## [Objectif]
Selon le texte extrait consacré au concert de Saez à Bordeaux, quel instrument a été ajouté à l'ensemble instrumental du groupe ?

## [Texte extrait]

Mercredi 27 mars, le groupe Saez était de passage à Bordeaux. De passage, c’est l’expression appropriée. Car le concert du groupe, dont la dernière venue remontait à plus de deux ans, et que des fans en provenance de la région entière attendaient, Bordeaux étant la seule ville d’Aquitaine (hormis le festival Garorock de Marmande) où la tournée faisait une halte, laissa l’impression d’un vol d’hirondelles venues se poser furtivement pour repartir aussitôt. Trop tôt. La salle de spectacle de la Médoquine imposant désormais un couvre-feu à 22h30, les admirateurs de Saez, accoutumés à prendre des étoiles plein les oreilles durant trois ou quatre heures, affichaient leur déception à la sortie d’un concert qui n’en dura pas même deux. Heureux, mais pas comblés.
Non que la présence scénique de Damien Saez et l’énergie déployée par ses compagnons n’aient pas été fidèles à leur jeu. Mais pour un groupe qui vient de sortir un triple album, suivi de près par un autre, 1h50 de concert pour présenter les morceaux de ces 4 disques dans un set où s’insèrent également des inédits et des titres d’anciens albums, c’est très court. Et c’est peu dire que le public serait en droit d’attendre des initiatives moins timides, pantouflardes et conformistes sur les plans artistiques et culturels, de la part d’une ville de l’envergure de Bordeaux, qui plus est, qui se targue d’un prestige national et international. Pour avoir assisté à des concerts de Saez dans plusieurs villes de l’hexagone depuis 8 ans, je comprends que le fait que le public soit d’une manière générale, au nord du pays, plus largement réceptif à sa musique n’est pas dû uniquement à une adéquation de l’état d’esprit de ses fans avec la mélancolie dépressive qui habite ses textes : peut-être qu’on sait mieux y vivre et y exprimer ses émotions, ou que les politiques urbaines y entravent moins les manifestations artistiques…
La grande surprise sonore de ce concert, hormis quelques problèmes techniques qui pimentèrent le spectacle et gênèrent les musiciens, fut l’incorporation d’un accordéon à l’ensemble instrumental, dont le timbre embellissait terriblement les chansons, offrant toute une palette de nuances nostalgiques, des relents de chants de marins, et une dimension proche de la plénitude et rock saturé du groupe.
Et s’il était impossible aux musiciens de reproduire toutes les orchestrations classiques qui habillent certains titres du triple album « Les Echoués/Sur Les Quais/Messine », la subtilité des arrangements apportés aux chansons du dernier disque « Miami », au son plus cru et offensif et traité par un mixage plus agressif que le précédent, insufflait de la chaleur aux morceaux, dont les textes imprégnés d’une noirceur satirique aventurent l’écriture de Damien Saez loin du romantisme mélancolique très présent précédemment, même si, à l’instar de l’écrivain soviétique Isaac Babel, le chanteur conserve un sens de la sublimation poétique juxtaposable à des propos très crus.

## [Données enregistrées]

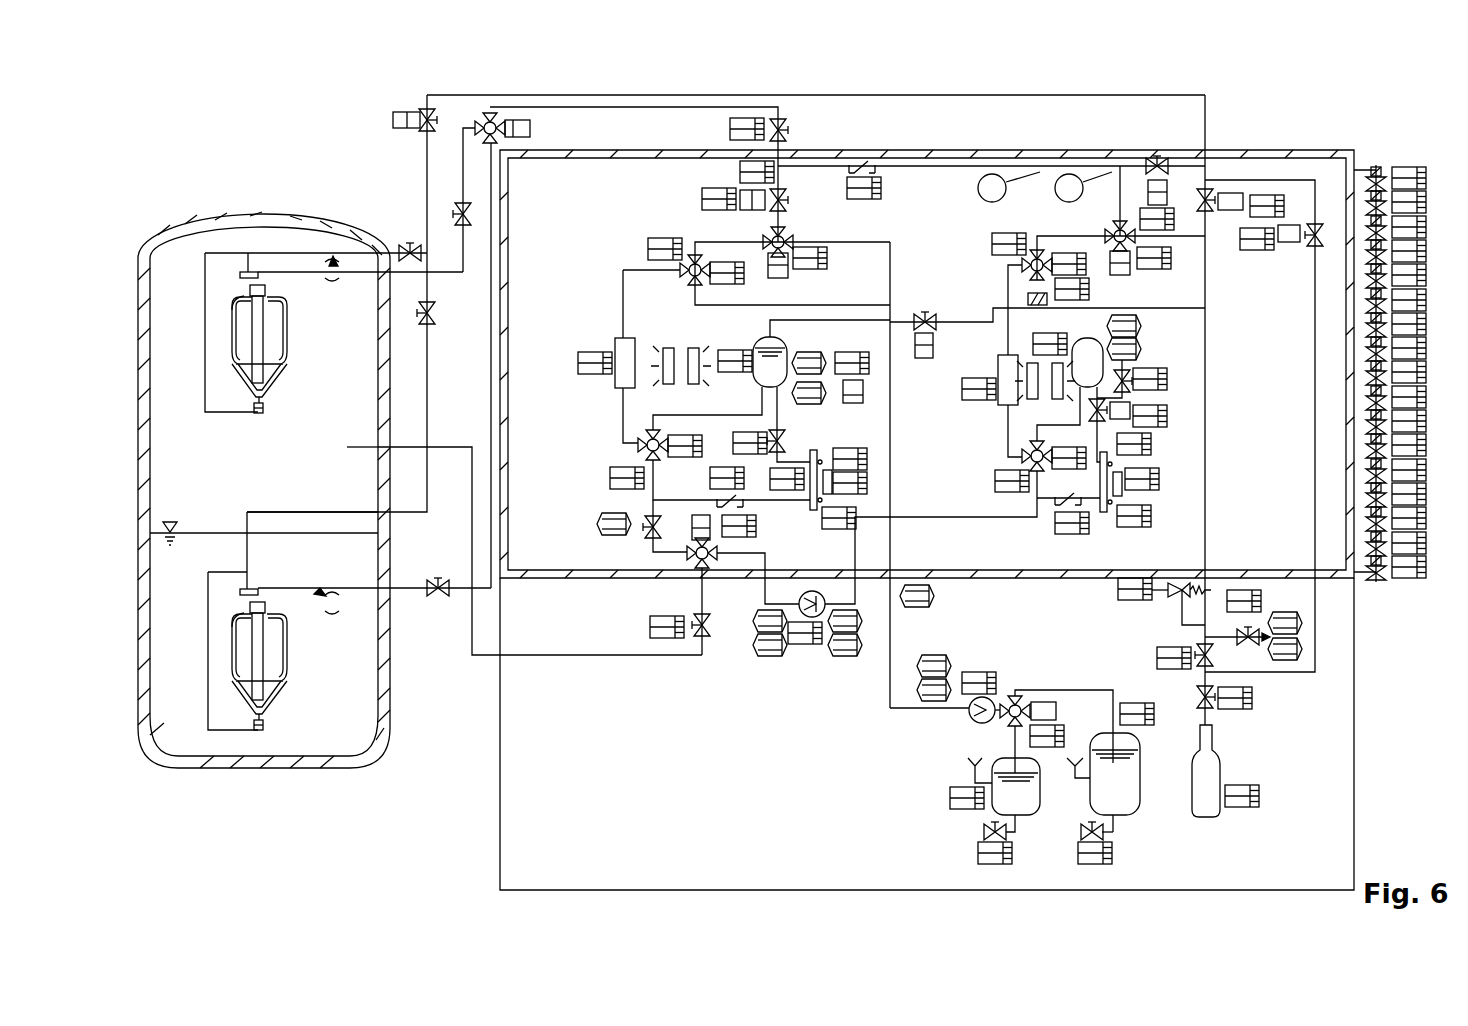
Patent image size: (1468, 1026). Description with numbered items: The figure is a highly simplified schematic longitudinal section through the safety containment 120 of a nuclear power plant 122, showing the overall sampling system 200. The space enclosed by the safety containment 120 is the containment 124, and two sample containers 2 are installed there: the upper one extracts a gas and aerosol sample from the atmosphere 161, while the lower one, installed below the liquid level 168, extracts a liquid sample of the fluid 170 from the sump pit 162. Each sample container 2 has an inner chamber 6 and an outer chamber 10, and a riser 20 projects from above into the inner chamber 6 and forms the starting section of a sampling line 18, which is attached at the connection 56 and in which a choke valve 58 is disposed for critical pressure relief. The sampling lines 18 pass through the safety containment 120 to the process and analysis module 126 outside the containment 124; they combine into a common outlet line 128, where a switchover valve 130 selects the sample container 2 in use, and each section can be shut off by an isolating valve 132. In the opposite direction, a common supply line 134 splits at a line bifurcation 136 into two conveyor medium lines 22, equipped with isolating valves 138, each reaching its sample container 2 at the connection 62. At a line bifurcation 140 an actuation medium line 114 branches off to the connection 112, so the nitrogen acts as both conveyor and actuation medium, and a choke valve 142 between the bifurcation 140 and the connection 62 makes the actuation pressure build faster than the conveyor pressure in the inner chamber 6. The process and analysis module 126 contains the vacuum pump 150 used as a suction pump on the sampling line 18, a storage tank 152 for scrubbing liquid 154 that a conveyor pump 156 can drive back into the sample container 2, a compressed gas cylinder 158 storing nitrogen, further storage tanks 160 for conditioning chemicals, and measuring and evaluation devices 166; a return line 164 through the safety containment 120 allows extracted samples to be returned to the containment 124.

## [Solution]
Un accordéon.